* _What to produce_: Would you please copy every line from the records that contains the word "Fahrbereitschaftsleiter"?

[[ Information given, beginning ]]

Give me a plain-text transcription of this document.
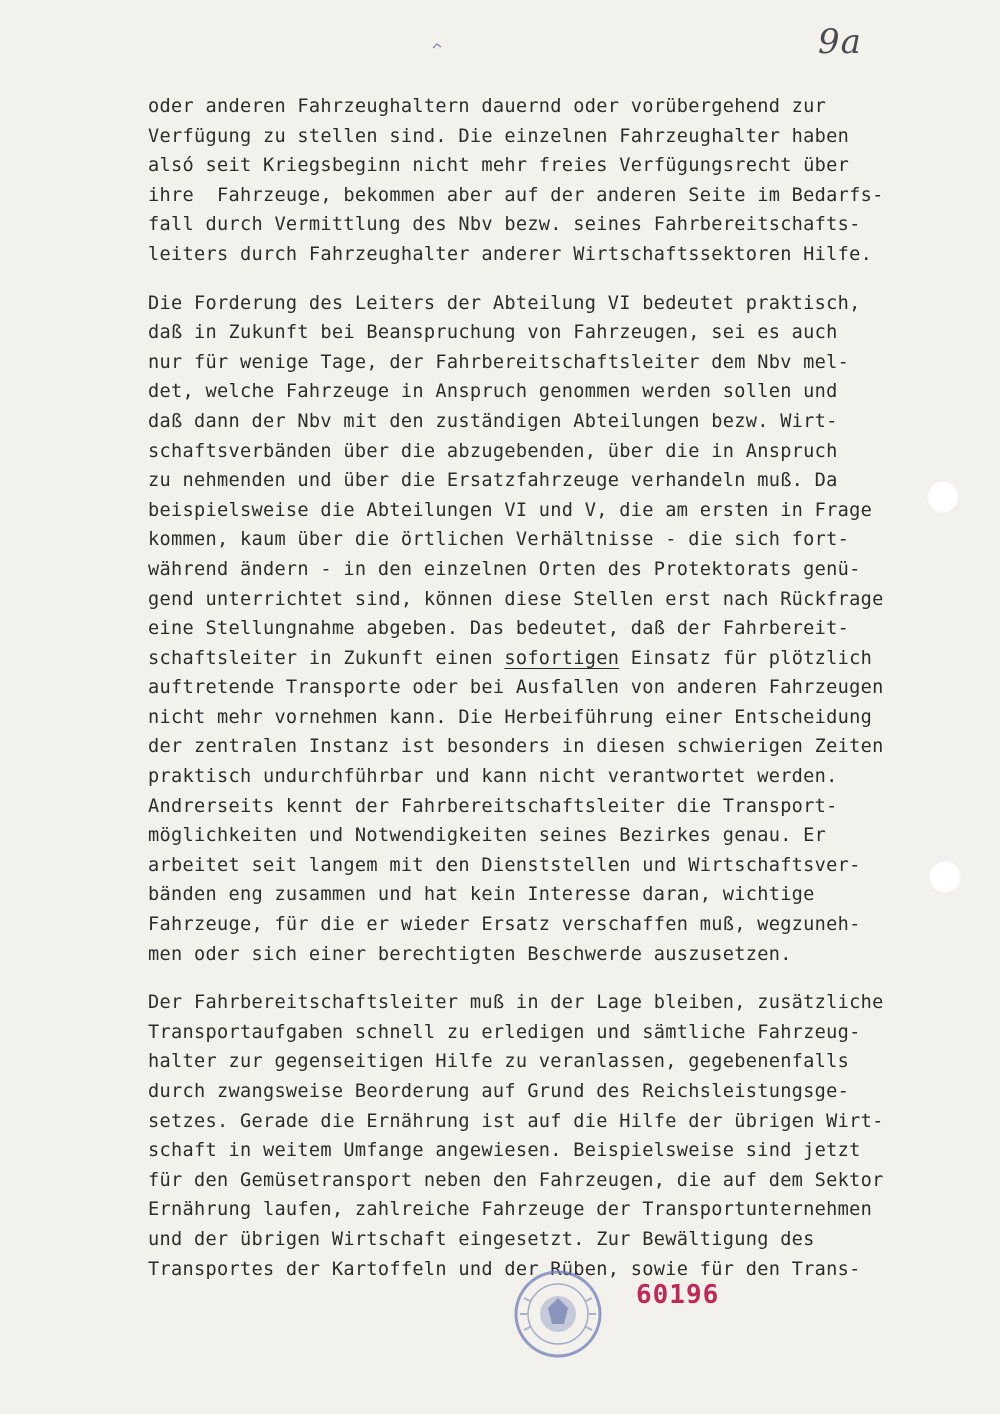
9a
oder anderen Fahrzeughaltern dauernd oder vorübergehend zur
Verfügung zu stellen sind. Die einzelnen Fahrzeughalter haben
alsó seit Kriegsbeginn nicht mehr freies Verfügungsrecht über
ihre  Fahrzeuge, bekommen aber auf der anderen Seite im Bedarfs-
fall durch Vermittlung des Nbv bezw. seines Fahrbereitschafts-
leiters durch Fahrzeughalter anderer Wirtschaftssektoren Hilfe.
Die Forderung des Leiters der Abteilung VI bedeutet praktisch,
daß in Zukunft bei Beanspruchung von Fahrzeugen, sei es auch
nur für wenige Tage, der Fahrbereitschaftsleiter dem Nbv mel-
det, welche Fahrzeuge in Anspruch genommen werden sollen und
daß dann der Nbv mit den zuständigen Abteilungen bezw. Wirt-
schaftsverbänden über die abzugebenden, über die in Anspruch
zu nehmenden und über die Ersatzfahrzeuge verhandeln muß. Da
beispielsweise die Abteilungen VI und V, die am ersten in Frage
kommen, kaum über die örtlichen Verhältnisse - die sich fort-
während ändern - in den einzelnen Orten des Protektorats genü-
gend unterrichtet sind, können diese Stellen erst nach Rückfrage
eine Stellungnahme abgeben. Das bedeutet, daß der Fahrbereit-
schaftsleiter in Zukunft einen sofortigen Einsatz für plötzlich
auftretende Transporte oder bei Ausfallen von anderen Fahrzeugen
nicht mehr vornehmen kann. Die Herbeiführung einer Entscheidung
der zentralen Instanz ist besonders in diesen schwierigen Zeiten
praktisch undurchführbar und kann nicht verantwortet werden.
Andrerseits kennt der Fahrbereitschaftsleiter die Transport-
möglichkeiten und Notwendigkeiten seines Bezirkes genau. Er
arbeitet seit langem mit den Dienststellen und Wirtschaftsver-
bänden eng zusammen und hat kein Interesse daran, wichtige
Fahrzeuge, für die er wieder Ersatz verschaffen muß, wegzuneh-
men oder sich einer berechtigten Beschwerde auszusetzen.
Der Fahrbereitschaftsleiter muß in der Lage bleiben, zusätzliche
Transportaufgaben schnell zu erledigen und sämtliche Fahrzeug-
halter zur gegenseitigen Hilfe zu veranlassen, gegebenenfalls
durch zwangsweise Beorderung auf Grund des Reichsleistungsge-
setzes. Gerade die Ernährung ist auf die Hilfe der übrigen Wirt-
schaft in weitem Umfange angewiesen. Beispielsweise sind jetzt
für den Gemüsetransport neben den Fahrzeugen, die auf dem Sektor
Ernährung laufen, zahlreiche Fahrzeuge der Transportunternehmen
und der übrigen Wirtschaft eingesetzt. Zur Bewältigung des
Transportes der Kartoffeln und der Rüben, sowie für den Trans-
60196
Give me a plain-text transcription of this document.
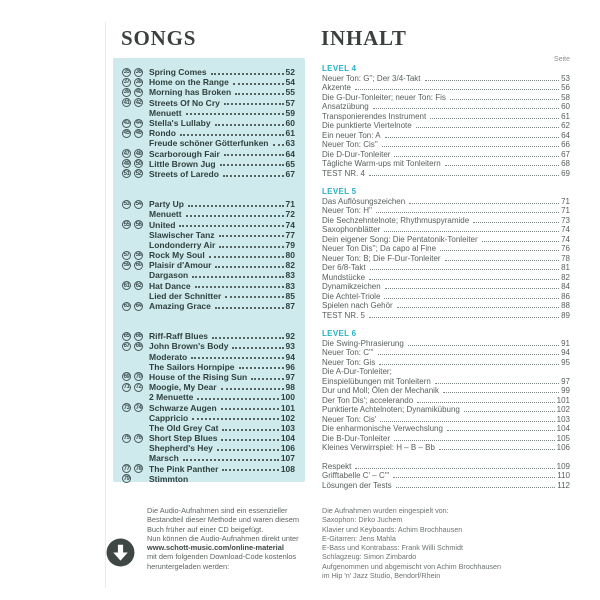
SONGS
35 36 Spring Comes	52
37 38 Home on the Range	54
39 40 Morning has Broken	55
41 42 Streets Of No Cry	57
Menuett	59
43 44 Stella's Lullaby	60
45 46 Rondo	61
Freude schöner Götterfunken 63
47 48 Scarborough Fair	64
49 50 Little Brown Jug	65
51 52 Streets of Laredo	67
53 54 Party Up	71
Menuett	72
55 56 United	74
Slawischer Tanz	77
Londonderry Air	79
57 58 Rock My Soul	80
59 60 Plaisir d'Amour	82
Dargason	83
61 62 Hat Dance	83
Lied der Schnitter	85
63 64 Amazing Grace	87
65 66 Riff-Raff Blues	92
67 68 John Brown's Body	93
Moderato	94
The Sailors Hornpipe	96
69 70 House of the Rising Sun	97
71 72 Moogie, My Dear	98
2 Menuette	100
73 74 Schwarze Augen	101
Cappricio	102
The Old Grey Cat	103
75 76 Short Step Blues	104
Shepherd's Hey	106
Marsch	107
77 78 The Pink Panther	108
79 Stimmton
INHALT
Seite
LEVEL 4
Neuer Ton: G''; Der 3/4-Takt	53
Akzente	56
Die G-Dur-Tonleiter; neuer Ton: Fis	58
Ansatzübung	60
Transponierendes Instrument	61
Die punktierte Viertelnote	62
Ein neuer Ton: A	64
Neuer Ton: Cis''	66
Die D-Dur-Tonleiter	67
Tägliche Warm-ups mit Tonleitern	68
TEST NR. 4	69
LEVEL 5
Das Auflösungszeichen	71
Neuer Ton: H''	71
Die Sechzehntelnote; Rhythmuspyramide	73
Saxophonblätter	74
Dein eigener Song: Die Pentatonik-Tonleiter	74
Neuer Ton Dis''; Da capo al Fine	76
Neuer Ton: B; Die F-Dur-Tonleiter	78
Der 6/8-Takt	81
Mundstücke	82
Dynamikzeichen	84
Die Achtel-Triole	86
Spielen nach Gehör	88
TEST NR. 5	89
LEVEL 6
Die Swing-Phrasierung	91
Neuer Ton: C'''	94
Neuer Ton: Gis	95
Die A-Dur-Tonleiter;
Einspielübungen mit Tonleitern	97
Dur und Moll; Ölen der Mechanik	99
Der Ton Dis'; accelerando	101
Punktierte Achtelnoten; Dynamikübung	102
Neuer Ton: Cis'	103
Die enharmonische Verwechslung	104
Die B-Dur-Tonleiter	105
Kleines Verwirrspiel: H – B – Bb	106
Respekt	109
Grifftabelle C' – C'''	110
Lösungen der Tests	112
Die Aufnahmen wurden eingespielt von:
Saxophon: Dirko Juchem
Klavier und Keyboards: Achim Brochhausen
E-Gitarren: Jens Mahla
E-Bass und Kontrabass: Frank Willi Schmidt
Schlagzeug: Simon Zimbardo
Aufgenommen und abgemischt von Achim Brochhausen
im Hip 'n' Jazz Studio, Bendorf/Rhein
Die Audio-Aufnahmen sind ein essenzieller
Bestandteil dieser Methode und waren diesem
Buch früher auf einer CD beigefügt.
Nun können die Audio-Aufnahmen direkt unter
www.schott-music.com/online-material
mit dem folgenden Download-Code kostenlos
heruntergeladen werden:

[[ Information given, end ]]

* _Result of the exercise_:
nur für wenige Tage, der Fahrbereitschaftsleiter dem Nbv mel-
Andrerseits kennt der Fahrbereitschaftsleiter die Transport-
Der Fahrbereitschaftsleiter muß in der Lage bleiben, zusätzliche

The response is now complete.